— start of Materials provided —

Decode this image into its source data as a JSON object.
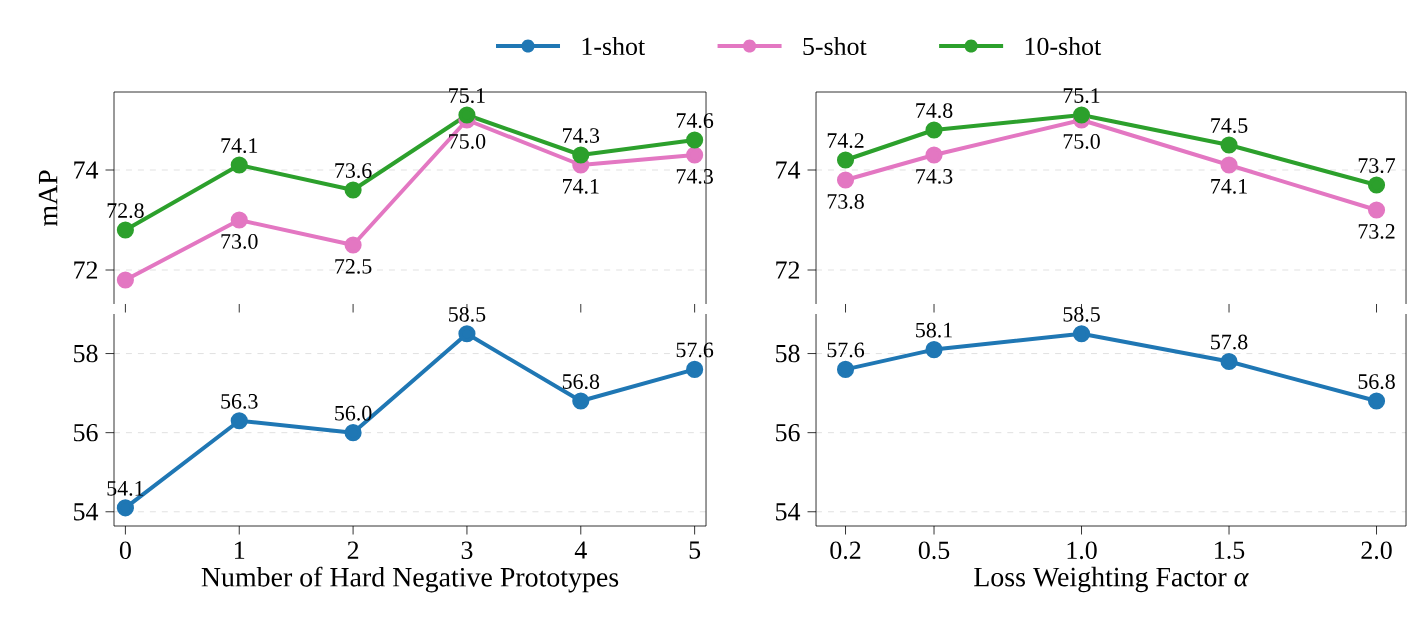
{
  "chart_data": [
    {
      "type": "line",
      "x": [
        0,
        1,
        2,
        3,
        4,
        5
      ],
      "xlim": [
        -0.1,
        5.1
      ],
      "xticks": [
        0,
        1,
        2,
        3,
        4,
        5
      ],
      "ylim": [
        71.32,
        75.56
      ],
      "yticks": [
        72,
        74
      ],
      "ylabel": "mAP",
      "tick_labels": "y",
      "grid": "y",
      "marker": "circle",
      "line_style": "solid",
      "legend": "top",
      "series": [
        {
          "name": "5-shot",
          "color": "#e377c2",
          "values": [
            71.8,
            73.0,
            72.5,
            75.0,
            74.1,
            74.3
          ],
          "value_labels": [
            null,
            "73.0",
            "72.5",
            "75.0",
            "74.1",
            "74.3"
          ]
        },
        {
          "name": "10-shot",
          "color": "#2ca02c",
          "values": [
            72.8,
            74.1,
            73.6,
            75.1,
            74.3,
            74.6
          ],
          "value_labels": [
            "72.8",
            "74.1",
            "73.6",
            "75.1",
            "74.3",
            "74.6"
          ]
        }
      ]
    },
    {
      "type": "line",
      "x": [
        0,
        1,
        2,
        3,
        4,
        5
      ],
      "xlim": [
        -0.1,
        5.1
      ],
      "xticks": [
        0,
        1,
        2,
        3,
        4,
        5
      ],
      "ylim": [
        53.64,
        59.0
      ],
      "yticks": [
        54,
        56,
        58
      ],
      "xlabel": "Number of Hard Negative Prototypes",
      "grid": "y",
      "marker": "circle",
      "line_style": "solid",
      "legend": "top",
      "series": [
        {
          "name": "1-shot",
          "color": "#1f77b4",
          "values": [
            54.1,
            56.3,
            56.0,
            58.5,
            56.8,
            57.6
          ],
          "value_labels": [
            "54.1",
            "56.3",
            "56.0",
            "58.5",
            "56.8",
            "57.6"
          ]
        }
      ]
    },
    {
      "type": "line",
      "x": [
        0.2,
        0.5,
        1.0,
        1.5,
        2.0
      ],
      "xlim": [
        0.1,
        2.1
      ],
      "xticks": [
        0.2,
        0.5,
        1.0,
        1.5,
        2.0
      ],
      "ylim": [
        71.32,
        75.56
      ],
      "yticks": [
        72,
        74
      ],
      "tick_labels": "y",
      "grid": "y",
      "marker": "circle",
      "line_style": "solid",
      "series": [
        {
          "color": "#e377c2",
          "values": [
            73.8,
            74.3,
            75.0,
            74.1,
            73.2
          ],
          "value_labels": [
            "73.8",
            "74.3",
            "75.0",
            "74.1",
            "73.2"
          ]
        },
        {
          "color": "#2ca02c",
          "values": [
            74.2,
            74.8,
            75.1,
            74.5,
            73.7
          ],
          "value_labels": [
            "74.2",
            "74.8",
            "75.1",
            "74.5",
            "73.7"
          ]
        }
      ]
    },
    {
      "type": "line",
      "x": [
        0.2,
        0.5,
        1.0,
        1.5,
        2.0
      ],
      "xlim": [
        0.1,
        2.1
      ],
      "xticks": [
        {
          "value": 0.2,
          "label": "0.2"
        },
        {
          "value": 0.5,
          "label": "0.5"
        },
        {
          "value": 1.0,
          "label": "1.0"
        },
        {
          "value": 1.5,
          "label": "1.5"
        },
        {
          "value": 2.0,
          "label": "2.0"
        }
      ],
      "ylim": [
        53.64,
        59.0
      ],
      "yticks": [
        54,
        56,
        58
      ],
      "xlabel": "Loss Weighting Factor *α*",
      "grid": "y",
      "marker": "circle",
      "line_style": "solid",
      "series": [
        {
          "color": "#1f77b4",
          "values": [
            57.6,
            58.1,
            58.5,
            57.8,
            56.8
          ],
          "value_labels": [
            "57.6",
            "58.1",
            "58.5",
            "57.8",
            "56.8"
          ]
        }
      ]
    }
  ]
}
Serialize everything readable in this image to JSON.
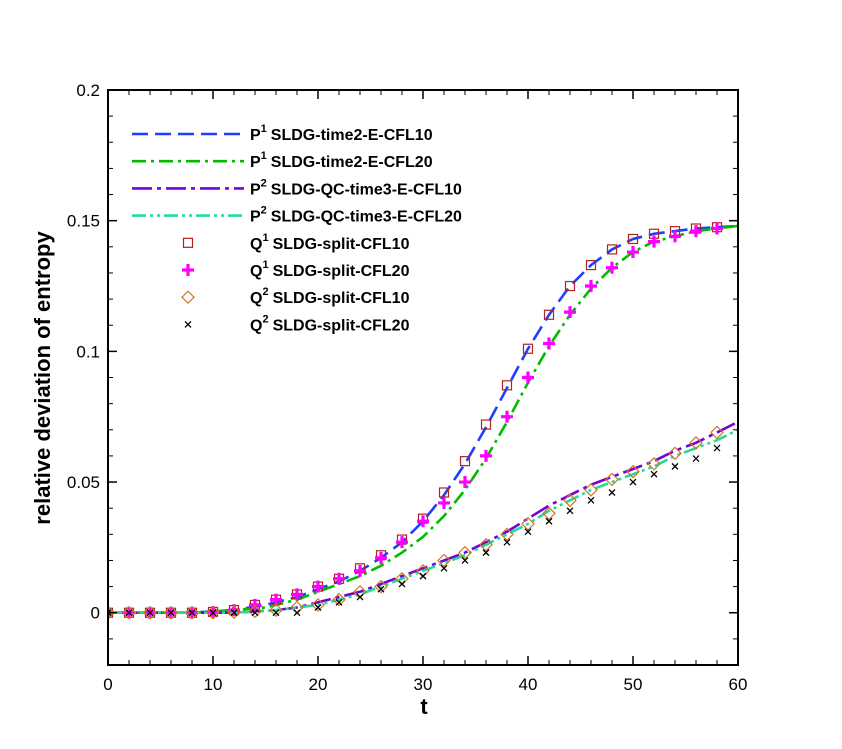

— end of Materials provided —

• **Short task**
Pictures are to be left out; the records above must be repeated word for word.

• **Written answer**
Decode this image into its source data as a JSON object.
{
  "chart_data": [
    {
      "type": "line",
      "x": [
        0,
        1,
        2,
        3,
        4,
        5
      ],
      "xlim": [
        -0.1,
        5.1
      ],
      "xticks": [
        0,
        1,
        2,
        3,
        4,
        5
      ],
      "ylim": [
        71.32,
        75.56
      ],
      "yticks": [
        72,
        74
      ],
      "ylabel": "mAP",
      "tick_labels": "y",
      "grid": "y",
      "marker": "circle",
      "line_style": "solid",
      "legend": "top",
      "series": [
        {
          "name": "5-shot",
          "color": "#e377c2",
          "values": [
            71.8,
            73.0,
            72.5,
            75.0,
            74.1,
            74.3
          ],
          "value_labels": [
            null,
            "73.0",
            "72.5",
            "75.0",
            "74.1",
            "74.3"
          ]
        },
        {
          "name": "10-shot",
          "color": "#2ca02c",
          "values": [
            72.8,
            74.1,
            73.6,
            75.1,
            74.3,
            74.6
          ],
          "value_labels": [
            "72.8",
            "74.1",
            "73.6",
            "75.1",
            "74.3",
            "74.6"
          ]
        }
      ]
    },
    {
      "type": "line",
      "x": [
        0,
        1,
        2,
        3,
        4,
        5
      ],
      "xlim": [
        -0.1,
        5.1
      ],
      "xticks": [
        0,
        1,
        2,
        3,
        4,
        5
      ],
      "ylim": [
        53.64,
        59.0
      ],
      "yticks": [
        54,
        56,
        58
      ],
      "xlabel": "Number of Hard Negative Prototypes",
      "grid": "y",
      "marker": "circle",
      "line_style": "solid",
      "legend": "top",
      "series": [
        {
          "name": "1-shot",
          "color": "#1f77b4",
          "values": [
            54.1,
            56.3,
            56.0,
            58.5,
            56.8,
            57.6
          ],
          "value_labels": [
            "54.1",
            "56.3",
            "56.0",
            "58.5",
            "56.8",
            "57.6"
          ]
        }
      ]
    },
    {
      "type": "line",
      "x": [
        0.2,
        0.5,
        1.0,
        1.5,
        2.0
      ],
      "xlim": [
        0.1,
        2.1
      ],
      "xticks": [
        0.2,
        0.5,
        1.0,
        1.5,
        2.0
      ],
      "ylim": [
        71.32,
        75.56
      ],
      "yticks": [
        72,
        74
      ],
      "tick_labels": "y",
      "grid": "y",
      "marker": "circle",
      "line_style": "solid",
      "series": [
        {
          "color": "#e377c2",
          "values": [
            73.8,
            74.3,
            75.0,
            74.1,
            73.2
          ],
          "value_labels": [
            "73.8",
            "74.3",
            "75.0",
            "74.1",
            "73.2"
          ]
        },
        {
          "color": "#2ca02c",
          "values": [
            74.2,
            74.8,
            75.1,
            74.5,
            73.7
          ],
          "value_labels": [
            "74.2",
            "74.8",
            "75.1",
            "74.5",
            "73.7"
          ]
        }
      ]
    },
    {
      "type": "line",
      "x": [
        0.2,
        0.5,
        1.0,
        1.5,
        2.0
      ],
      "xlim": [
        0.1,
        2.1
      ],
      "xticks": [
        {
          "value": 0.2,
          "label": "0.2"
        },
        {
          "value": 0.5,
          "label": "0.5"
        },
        {
          "value": 1.0,
          "label": "1.0"
        },
        {
          "value": 1.5,
          "label": "1.5"
        },
        {
          "value": 2.0,
          "label": "2.0"
        }
      ],
      "ylim": [
        53.64,
        59.0
      ],
      "yticks": [
        54,
        56,
        58
      ],
      "xlabel": "Loss Weighting Factor *α*",
      "grid": "y",
      "marker": "circle",
      "line_style": "solid",
      "series": [
        {
          "color": "#1f77b4",
          "values": [
            57.6,
            58.1,
            58.5,
            57.8,
            56.8
          ],
          "value_labels": [
            "57.6",
            "58.1",
            "58.5",
            "57.8",
            "56.8"
          ]
        }
      ]
    }
  ]
}
Serialize everything readable in this image to JSON.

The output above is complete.